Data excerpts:
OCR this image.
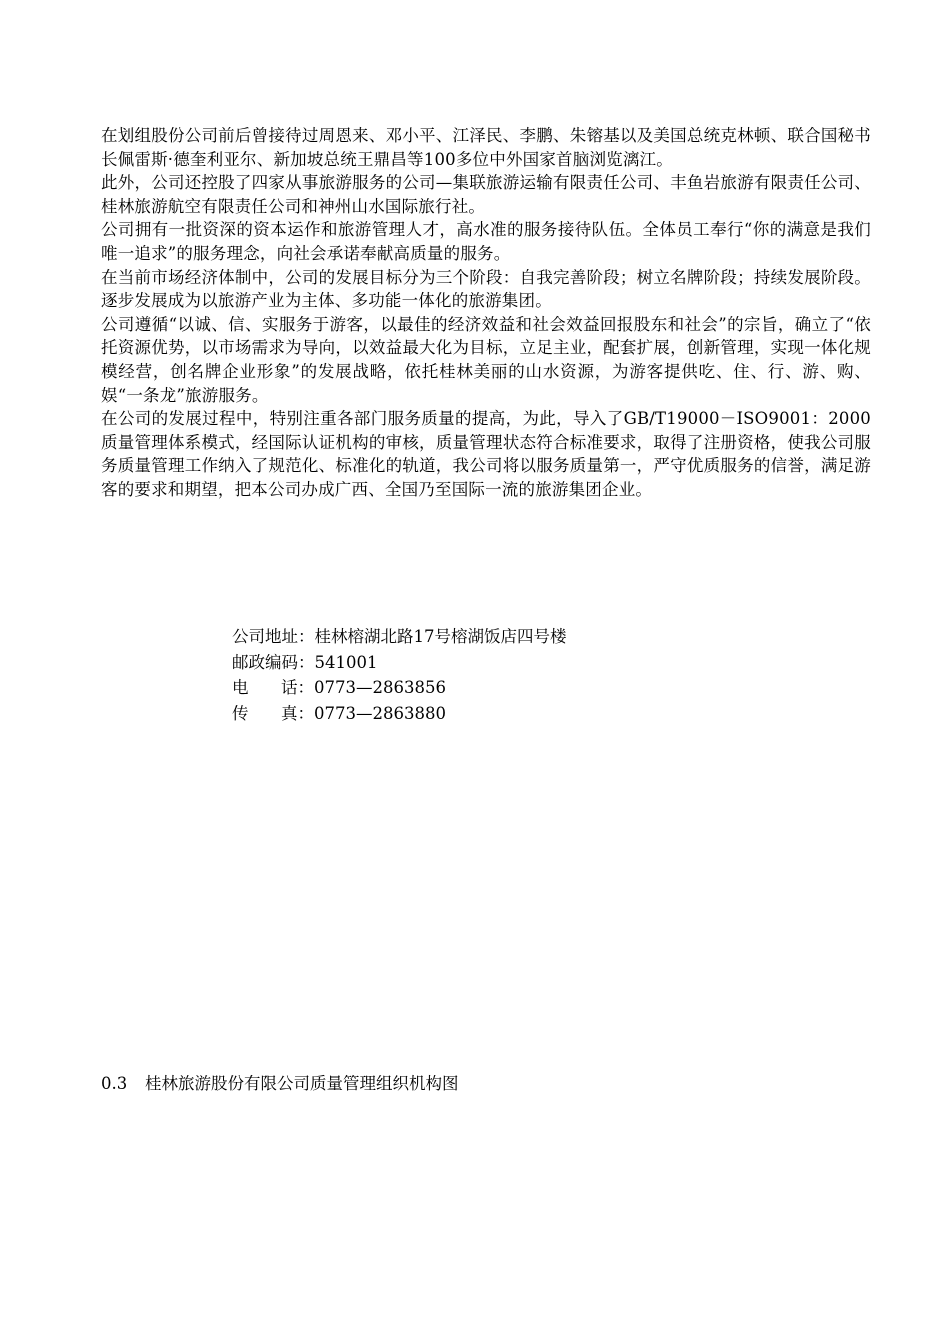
在划组股份公司前后曾接待过周恩来、邓小平、江泽民、李鹏、朱镕基以及美国总统克林顿、联合国秘书长佩雷斯·德奎利亚尔、新加坡总统王鼎昌等100多位中外国家首脑浏览漓江。

此外，公司还控股了四家从事旅游服务的公司—集联旅游运输有限责任公司、丰鱼岩旅游有限责任公司、桂林旅游航空有限责任公司和神州山水国际旅行社。

公司拥有一批资深的资本运作和旅游管理人才，高水准的服务接待队伍。全体员工奉行“你的满意是我们唯一追求”的服务理念，向社会承诺奉献高质量的服务。

在当前市场经济体制中，公司的发展目标分为三个阶段：自我完善阶段；树立名牌阶段；持续发展阶段。逐步发展成为以旅游产业为主体、多功能一体化的旅游集团。

公司遵循“以诚、信、实服务于游客，以最佳的经济效益和社会效益回报股东和社会”的宗旨，确立了“依托资源优势，以市场需求为导向，以效益最大化为目标，立足主业，配套扩展，创新管理，实现一体化规模经营，创名牌企业形象”的发展战略，依托桂林美丽的山水资源，为游客提供吃、住、行、游、购、娱“一条龙”旅游服务。

在公司的发展过程中，特别注重各部门服务质量的提高，为此，导入了GB/T19000－ISO9001：2000质量管理体系模式，经国际认证机构的审核，质量管理状态符合标准要求，取得了注册资格，使我公司服务质量管理工作纳入了规范化、标准化的轨道，我公司将以服务质量第一，严守优质服务的信誉，满足游客的要求和期望，把本公司办成广西、全国乃至国际一流的旅游集团企业。

公司地址：桂林榕湖北路17号榕湖饭店四号楼
邮政编码：541001
电 话： 0773—2863856
传 真： 0773—2863880
0.3 桂林旅游股份有限公司质量管理组织机构图
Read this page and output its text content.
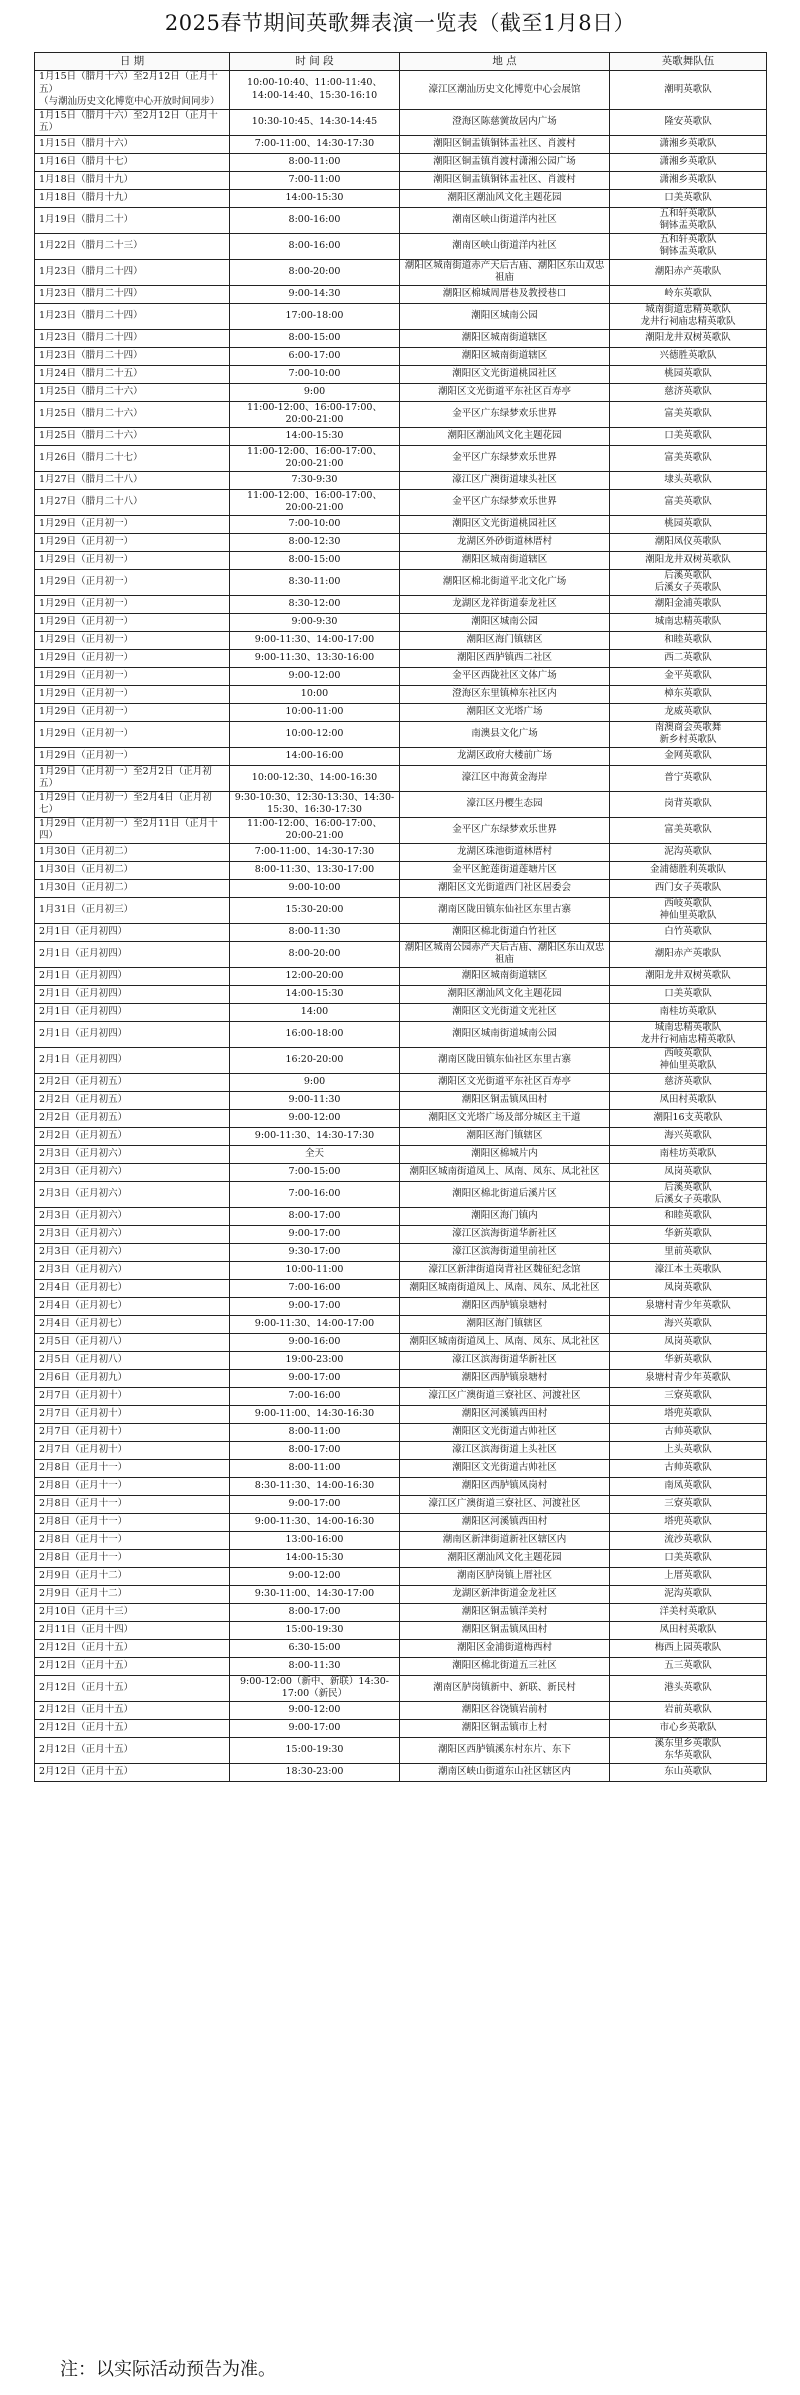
2025春节期间英歌舞表演一览表（截至1月8日）
日 期	时 间 段	地 点	英歌舞队伍
1月15日（腊月十六）至2月12日（正月十五）
（与潮汕历史文化博览中心开放时间同步）	10:00-10:40、11:00-11:40、14:00-14:40、15:30-16:10	濠江区潮汕历史文化博览中心会展馆	潮明英歌队
1月15日（腊月十六）至2月12日（正月十五）	10:30-10:45、14:30-14:45	澄海区陈慈黉故居内广场	隆安英歌队
1月15日（腊月十六）	7:00-11:00、14:30-17:30	潮阳区铜盂镇铜钵盂社区、肖渡村	潇湘乡英歌队
1月16日（腊月十七）	8:00-11:00	潮阳区铜盂镇肖渡村潇湘公园广场	潇湘乡英歌队
1月18日（腊月十九）	7:00-11:00	潮阳区铜盂镇铜钵盂社区、肖渡村	潇湘乡英歌队
1月18日（腊月十九）	14:00-15:30	潮阳区潮汕风文化主题花园	口美英歌队
1月19日（腊月二十）	8:00-16:00	潮南区峡山街道洋内社区	五和轩英歌队
铜钵盂英歌队
1月22日（腊月二十三）	8:00-16:00	潮南区峡山街道洋内社区	五和轩英歌队
铜钵盂英歌队
1月23日（腊月二十四）	8:00-20:00	潮阳区城南街道赤产天后古庙、潮阳区东山双忠祖庙	潮阳赤产英歌队
1月23日（腊月二十四）	9:00-14:30	潮阳区棉城周厝巷及教授巷口	岭东英歌队
1月23日（腊月二十四）	17:00-18:00	潮阳区城南公园	城南街道忠精英歌队
龙井行祠庙忠精英歌队
1月23日（腊月二十四）	8:00-15:00	潮阳区城南街道辖区	潮阳龙井双树英歌队
1月23日（腊月二十四）	6:00-17:00	潮阳区城南街道辖区	兴德胜英歌队
1月24日（腊月二十五）	7:00-10:00	潮阳区文光街道桃园社区	桃园英歌队
1月25日（腊月二十六）	9:00	潮阳区文光街道平东社区百寿亭	慈济英歌队
1月25日（腊月二十六）	11:00-12:00、16:00-17:00、20:00-21:00	金平区广东绿梦欢乐世界	富美英歌队
1月25日（腊月二十六）	14:00-15:30	潮阳区潮汕风文化主题花园	口美英歌队
1月26日（腊月二十七）	11:00-12:00、16:00-17:00、20:00-21:00	金平区广东绿梦欢乐世界	富美英歌队
1月27日（腊月二十八）	7:30-9:30	濠江区广澳街道埭头社区	埭头英歌队
1月27日（腊月二十八）	11:00-12:00、16:00-17:00、20:00-21:00	金平区广东绿梦欢乐世界	富美英歌队
1月29日（正月初一）	7:00-10:00	潮阳区文光街道桃园社区	桃园英歌队
1月29日（正月初一）	8:00-12:30	龙湖区外砂街道林厝村	潮阳凤仪英歌队
1月29日（正月初一）	8:00-15:00	潮阳区城南街道辖区	潮阳龙井双树英歌队
1月29日（正月初一）	8:30-11:00	潮阳区棉北街道平北文化广场	后溪英歌队
后溪女子英歌队
1月29日（正月初一）	8:30-12:00	龙湖区龙祥街道泰龙社区	潮阳金浦英歌队
1月29日（正月初一）	9:00-9:30	潮阳区城南公园	城南忠精英歌队
1月29日（正月初一）	9:00-11:30、14:00-17:00	潮阳区海门镇辖区	和睦英歌队
1月29日（正月初一）	9:00-11:30、13:30-16:00	潮阳区西胪镇西二社区	西二英歌队
1月29日（正月初一）	9:00-12:00	金平区西陇社区文体广场	金平英歌队
1月29日（正月初一）	10:00	澄海区东里镇樟东社区内	樟东英歌队
1月29日（正月初一）	10:00-11:00	潮阳区文光塔广场	龙威英歌队
1月29日（正月初一）	10:00-12:00	南澳县文化广场	南澳商会英歌舞
新乡村英歌队
1月29日（正月初一）	14:00-16:00	龙湖区政府大楼前广场	金网英歌队
1月29日（正月初一）至2月2日（正月初五）	10:00-12:30、14:00-16:30	濠江区中海黄金海岸	普宁英歌队
1月29日（正月初一）至2月4日（正月初七）	9:30-10:30、12:30-13:30、14:30-15:30、16:30-17:30	濠江区丹樱生态园	岗背英歌队
1月29日（正月初一）至2月11日（正月十四）	11:00-12:00、16:00-17:00、20:00-21:00	金平区广东绿梦欢乐世界	富美英歌队
1月30日（正月初二）	7:00-11:00、14:30-17:30	龙湖区珠池街道林厝村	泥沟英歌队
1月30日（正月初二）	8:00-11:30、13:30-17:00	金平区鮀莲街道莲塘片区	金浦德胜利英歌队
1月30日（正月初二）	9:00-10:00	潮阳区文光街道西门社区居委会	西门女子英歌队
1月31日（正月初三）	15:30-20:00	潮南区陇田镇东仙社区东里古寨	西岐英歌队
神仙里英歌队
2月1日（正月初四）	8:00-11:30	潮阳区棉北街道白竹社区	白竹英歌队
2月1日（正月初四）	8:00-20:00	潮阳区城南公园赤产天后古庙、潮阳区东山双忠祖庙	潮阳赤产英歌队
2月1日（正月初四）	12:00-20:00	潮阳区城南街道辖区	潮阳龙井双树英歌队
2月1日（正月初四）	14:00-15:30	潮阳区潮汕风文化主题花园	口美英歌队
2月1日（正月初四）	14:00	潮阳区文光街道文光社区	南桂坊英歌队
2月1日（正月初四）	16:00-18:00	潮阳区城南街道城南公园	城南忠精英歌队
龙井行祠庙忠精英歌队
2月1日（正月初四）	16:20-20:00	潮南区陇田镇东仙社区东里古寨	西岐英歌队
神仙里英歌队
2月2日（正月初五）	9:00	潮阳区文光街道平东社区百寿亭	慈济英歌队
2月2日（正月初五）	9:00-11:30	潮阳区铜盂镇凤田村	凤田村英歌队
2月2日（正月初五）	9:00-12:00	潮阳区文光塔广场及部分城区主干道	潮阳16支英歌队
2月2日（正月初五）	9:00-11:30、14:30-17:30	潮阳区海门镇辖区	海兴英歌队
2月3日（正月初六）	全天	潮阳区棉城片内	南桂坊英歌队
2月3日（正月初六）	7:00-15:00	潮阳区城南街道凤上、凤南、凤东、凤北社区	凤岗英歌队
2月3日（正月初六）	7:00-16:00	潮阳区棉北街道后溪片区	后溪英歌队
后溪女子英歌队
2月3日（正月初六）	8:00-17:00	潮阳区海门镇内	和睦英歌队
2月3日（正月初六）	9:00-17:00	濠江区滨海街道华新社区	华新英歌队
2月3日（正月初六）	9:30-17:00	濠江区滨海街道里前社区	里前英歌队
2月3日（正月初六）	10:00-11:00	濠江区新津街道岗背社区魏征纪念馆	濠江本土英歌队
2月4日（正月初七）	7:00-16:00	潮阳区城南街道凤上、凤南、凤东、凤北社区	凤岗英歌队
2月4日（正月初七）	9:00-17:00	潮阳区西胪镇泉塘村	泉塘村青少年英歌队
2月4日（正月初七）	9:00-11:30、14:00-17:00	潮阳区海门镇辖区	海兴英歌队
2月5日（正月初八）	9:00-16:00	潮阳区城南街道凤上、凤南、凤东、凤北社区	凤岗英歌队
2月5日（正月初八）	19:00-23:00	濠江区滨海街道华新社区	华新英歌队
2月6日（正月初九）	9:00-17:00	潮阳区西胪镇泉塘村	泉塘村青少年英歌队
2月7日（正月初十）	7:00-16:00	濠江区广澳街道三寮社区、河渡社区	三寮英歌队
2月7日（正月初十）	9:00-11:00、14:30-16:30	潮阳区河溪镇西田村	塔兜英歌队
2月7日（正月初十）	8:00-11:00	潮阳区文光街道古帅社区	古帅英歌队
2月7日（正月初十）	8:00-17:00	濠江区滨海街道上头社区	上头英歌队
2月8日（正月十一）	8:00-11:00	潮阳区文光街道古帅社区	古帅英歌队
2月8日（正月十一）	8:30-11:30、14:00-16:30	潮阳区西胪镇凤岗村	南凤英歌队
2月8日（正月十一）	9:00-17:00	濠江区广澳街道三寮社区、河渡社区	三寮英歌队
2月8日（正月十一）	9:00-11:30、14:00-16:30	潮阳区河溪镇西田村	塔兜英歌队
2月8日（正月十一）	13:00-16:00	潮南区新津街道新社区辖区内	流沙英歌队
2月8日（正月十一）	14:00-15:30	潮阳区潮汕风文化主题花园	口美英歌队
2月9日（正月十二）	9:00-12:00	潮南区胪岗镇上厝社区	上厝英歌队
2月9日（正月十二）	9:30-11:00、14:30-17:00	龙湖区新津街道金龙社区	泥沟英歌队
2月10日（正月十三）	8:00-17:00	潮阳区铜盂镇洋美村	洋美村英歌队
2月11日（正月十四）	15:00-19:30	潮阳区铜盂镇凤田村	凤田村英歌队
2月12日（正月十五）	6:30-15:00	潮阳区金浦街道梅西村	梅西上园英歌队
2月12日（正月十五）	8:00-11:30	潮阳区棉北街道五三社区	五三英歌队
2月12日（正月十五）	9:00-12:00（新中、新联）14:30-17:00（新民）	潮南区胪岗镇新中、新联、新民村	港头英歌队
2月12日（正月十五）	9:00-12:00	潮阳区谷饶镇岩前村	岩前英歌队
2月12日（正月十五）	9:00-17:00	潮阳区铜盂镇市上村	市心乡英歌队
2月12日（正月十五）	15:00-19:30	潮阳区西胪镇溪东村东片、东下	溪东里乡英歌队
东华英歌队
2月12日（正月十五）	18:30-23:00	潮南区峡山街道东山社区辖区内	东山英歌队
注：以实际活动预告为准。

The problem: In the entries above, find each line with the string "凤岗英歌队" and copy it.

Task response:
2月3日（正月初六）	7:00-15:00	潮阳区城南街道凤上、凤南、凤东、凤北社区	凤岗英歌队
2月4日（正月初七）	7:00-16:00	潮阳区城南街道凤上、凤南、凤东、凤北社区	凤岗英歌队
2月5日（正月初八）	9:00-16:00	潮阳区城南街道凤上、凤南、凤东、凤北社区	凤岗英歌队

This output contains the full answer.